*WHAT IS NEEDED*
Scan the listing below. Report each line that includes "color".

*INPUT RECORDS*

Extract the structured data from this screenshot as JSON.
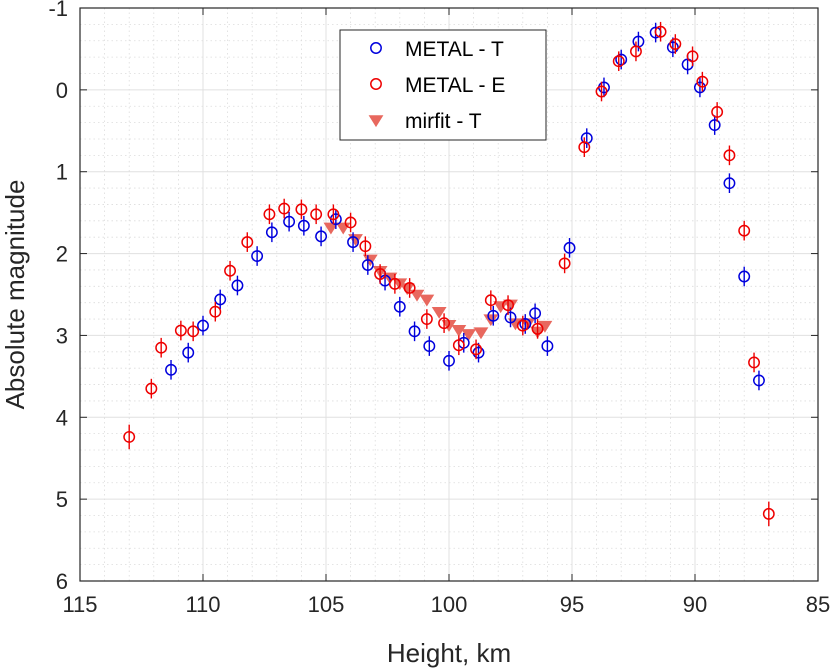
{
  "chart_data": {
    "type": "scatter",
    "title": "",
    "xlabel": "Height, km",
    "ylabel": "Absolute magnitude",
    "xlim": [
      115,
      85
    ],
    "ylim": [
      -1,
      6
    ],
    "x_reversed": true,
    "y_reversed": true,
    "xticks": [
      115,
      110,
      105,
      100,
      95,
      90,
      85
    ],
    "yticks": [
      -1,
      0,
      1,
      2,
      3,
      4,
      5,
      6
    ],
    "grid": true,
    "minor_grid": true,
    "legend_position": "top-center",
    "series": [
      {
        "name": "METAL - T",
        "marker": "circle-open",
        "color": "#0000dd",
        "points": [
          {
            "x": 111.3,
            "y": 3.42,
            "err": 0.12
          },
          {
            "x": 110.6,
            "y": 3.21,
            "err": 0.12
          },
          {
            "x": 110.0,
            "y": 2.88,
            "err": 0.12
          },
          {
            "x": 109.3,
            "y": 2.56,
            "err": 0.12
          },
          {
            "x": 108.6,
            "y": 2.39,
            "err": 0.12
          },
          {
            "x": 107.8,
            "y": 2.03,
            "err": 0.12
          },
          {
            "x": 107.2,
            "y": 1.74,
            "err": 0.12
          },
          {
            "x": 106.5,
            "y": 1.61,
            "err": 0.12
          },
          {
            "x": 105.9,
            "y": 1.66,
            "err": 0.12
          },
          {
            "x": 105.2,
            "y": 1.79,
            "err": 0.12
          },
          {
            "x": 104.6,
            "y": 1.58,
            "err": 0.12
          },
          {
            "x": 103.9,
            "y": 1.86,
            "err": 0.12
          },
          {
            "x": 103.3,
            "y": 2.14,
            "err": 0.12
          },
          {
            "x": 102.6,
            "y": 2.33,
            "err": 0.12
          },
          {
            "x": 102.0,
            "y": 2.65,
            "err": 0.12
          },
          {
            "x": 101.4,
            "y": 2.95,
            "err": 0.12
          },
          {
            "x": 100.8,
            "y": 3.13,
            "err": 0.12
          },
          {
            "x": 100.0,
            "y": 3.31,
            "err": 0.12
          },
          {
            "x": 99.4,
            "y": 3.09,
            "err": 0.12
          },
          {
            "x": 98.8,
            "y": 3.21,
            "err": 0.12
          },
          {
            "x": 98.2,
            "y": 2.76,
            "err": 0.12
          },
          {
            "x": 97.5,
            "y": 2.78,
            "err": 0.12
          },
          {
            "x": 96.9,
            "y": 2.86,
            "err": 0.12
          },
          {
            "x": 96.5,
            "y": 2.73,
            "err": 0.12
          },
          {
            "x": 96.0,
            "y": 3.13,
            "err": 0.12
          },
          {
            "x": 95.1,
            "y": 1.93,
            "err": 0.12
          },
          {
            "x": 94.4,
            "y": 0.59,
            "err": 0.12
          },
          {
            "x": 93.7,
            "y": -0.03,
            "err": 0.12
          },
          {
            "x": 93.0,
            "y": -0.37,
            "err": 0.12
          },
          {
            "x": 92.3,
            "y": -0.59,
            "err": 0.12
          },
          {
            "x": 91.6,
            "y": -0.7,
            "err": 0.12
          },
          {
            "x": 90.9,
            "y": -0.52,
            "err": 0.12
          },
          {
            "x": 90.3,
            "y": -0.31,
            "err": 0.12
          },
          {
            "x": 89.8,
            "y": -0.03,
            "err": 0.12
          },
          {
            "x": 89.2,
            "y": 0.43,
            "err": 0.12
          },
          {
            "x": 88.6,
            "y": 1.14,
            "err": 0.12
          },
          {
            "x": 88.0,
            "y": 2.28,
            "err": 0.12
          },
          {
            "x": 87.4,
            "y": 3.55,
            "err": 0.12
          }
        ]
      },
      {
        "name": "METAL - E",
        "marker": "circle-open",
        "color": "#ee0000",
        "points": [
          {
            "x": 113.0,
            "y": 4.24,
            "err": 0.15
          },
          {
            "x": 112.1,
            "y": 3.65,
            "err": 0.12
          },
          {
            "x": 111.7,
            "y": 3.15,
            "err": 0.12
          },
          {
            "x": 110.9,
            "y": 2.94,
            "err": 0.12
          },
          {
            "x": 110.4,
            "y": 2.95,
            "err": 0.12
          },
          {
            "x": 109.5,
            "y": 2.71,
            "err": 0.12
          },
          {
            "x": 108.9,
            "y": 2.21,
            "err": 0.12
          },
          {
            "x": 108.2,
            "y": 1.86,
            "err": 0.12
          },
          {
            "x": 107.3,
            "y": 1.52,
            "err": 0.12
          },
          {
            "x": 106.7,
            "y": 1.45,
            "err": 0.12
          },
          {
            "x": 106.0,
            "y": 1.46,
            "err": 0.12
          },
          {
            "x": 105.4,
            "y": 1.52,
            "err": 0.12
          },
          {
            "x": 104.7,
            "y": 1.52,
            "err": 0.12
          },
          {
            "x": 104.0,
            "y": 1.62,
            "err": 0.12
          },
          {
            "x": 103.4,
            "y": 1.91,
            "err": 0.12
          },
          {
            "x": 102.8,
            "y": 2.25,
            "err": 0.12
          },
          {
            "x": 102.2,
            "y": 2.37,
            "err": 0.12
          },
          {
            "x": 101.6,
            "y": 2.42,
            "err": 0.12
          },
          {
            "x": 100.9,
            "y": 2.8,
            "err": 0.12
          },
          {
            "x": 100.2,
            "y": 2.85,
            "err": 0.12
          },
          {
            "x": 99.6,
            "y": 3.12,
            "err": 0.12
          },
          {
            "x": 98.9,
            "y": 3.17,
            "err": 0.12
          },
          {
            "x": 98.3,
            "y": 2.57,
            "err": 0.12
          },
          {
            "x": 97.6,
            "y": 2.63,
            "err": 0.12
          },
          {
            "x": 97.0,
            "y": 2.88,
            "err": 0.12
          },
          {
            "x": 96.4,
            "y": 2.92,
            "err": 0.12
          },
          {
            "x": 95.3,
            "y": 2.12,
            "err": 0.12
          },
          {
            "x": 94.5,
            "y": 0.7,
            "err": 0.12
          },
          {
            "x": 93.8,
            "y": 0.02,
            "err": 0.12
          },
          {
            "x": 93.1,
            "y": -0.35,
            "err": 0.12
          },
          {
            "x": 92.4,
            "y": -0.47,
            "err": 0.12
          },
          {
            "x": 91.4,
            "y": -0.71,
            "err": 0.12
          },
          {
            "x": 90.8,
            "y": -0.56,
            "err": 0.12
          },
          {
            "x": 90.1,
            "y": -0.41,
            "err": 0.12
          },
          {
            "x": 89.7,
            "y": -0.1,
            "err": 0.12
          },
          {
            "x": 89.1,
            "y": 0.27,
            "err": 0.12
          },
          {
            "x": 88.6,
            "y": 0.8,
            "err": 0.12
          },
          {
            "x": 88.0,
            "y": 1.72,
            "err": 0.12
          },
          {
            "x": 87.6,
            "y": 3.33,
            "err": 0.12
          },
          {
            "x": 87.0,
            "y": 5.18,
            "err": 0.15
          }
        ]
      },
      {
        "name": "mirfit - T",
        "marker": "triangle-down-filled",
        "color": "#e8685e",
        "points": [
          {
            "x": 104.8,
            "y": 1.68
          },
          {
            "x": 104.3,
            "y": 1.68
          },
          {
            "x": 103.8,
            "y": 1.82
          },
          {
            "x": 103.2,
            "y": 2.07
          },
          {
            "x": 102.8,
            "y": 2.21
          },
          {
            "x": 102.4,
            "y": 2.29
          },
          {
            "x": 102.0,
            "y": 2.36
          },
          {
            "x": 101.7,
            "y": 2.42
          },
          {
            "x": 101.3,
            "y": 2.5
          },
          {
            "x": 100.9,
            "y": 2.56
          },
          {
            "x": 100.4,
            "y": 2.71
          },
          {
            "x": 100.0,
            "y": 2.87
          },
          {
            "x": 99.6,
            "y": 2.93
          },
          {
            "x": 99.2,
            "y": 2.98
          },
          {
            "x": 98.7,
            "y": 2.96
          },
          {
            "x": 98.3,
            "y": 2.8
          },
          {
            "x": 97.9,
            "y": 2.64
          },
          {
            "x": 97.5,
            "y": 2.62
          },
          {
            "x": 97.3,
            "y": 2.85
          },
          {
            "x": 96.8,
            "y": 2.85
          },
          {
            "x": 96.4,
            "y": 2.95
          },
          {
            "x": 96.1,
            "y": 2.88
          }
        ]
      }
    ]
  }
}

*TASK RESULT*
        "color": "#0000dd",
        "color": "#ee0000",
        "color": "#e8685e",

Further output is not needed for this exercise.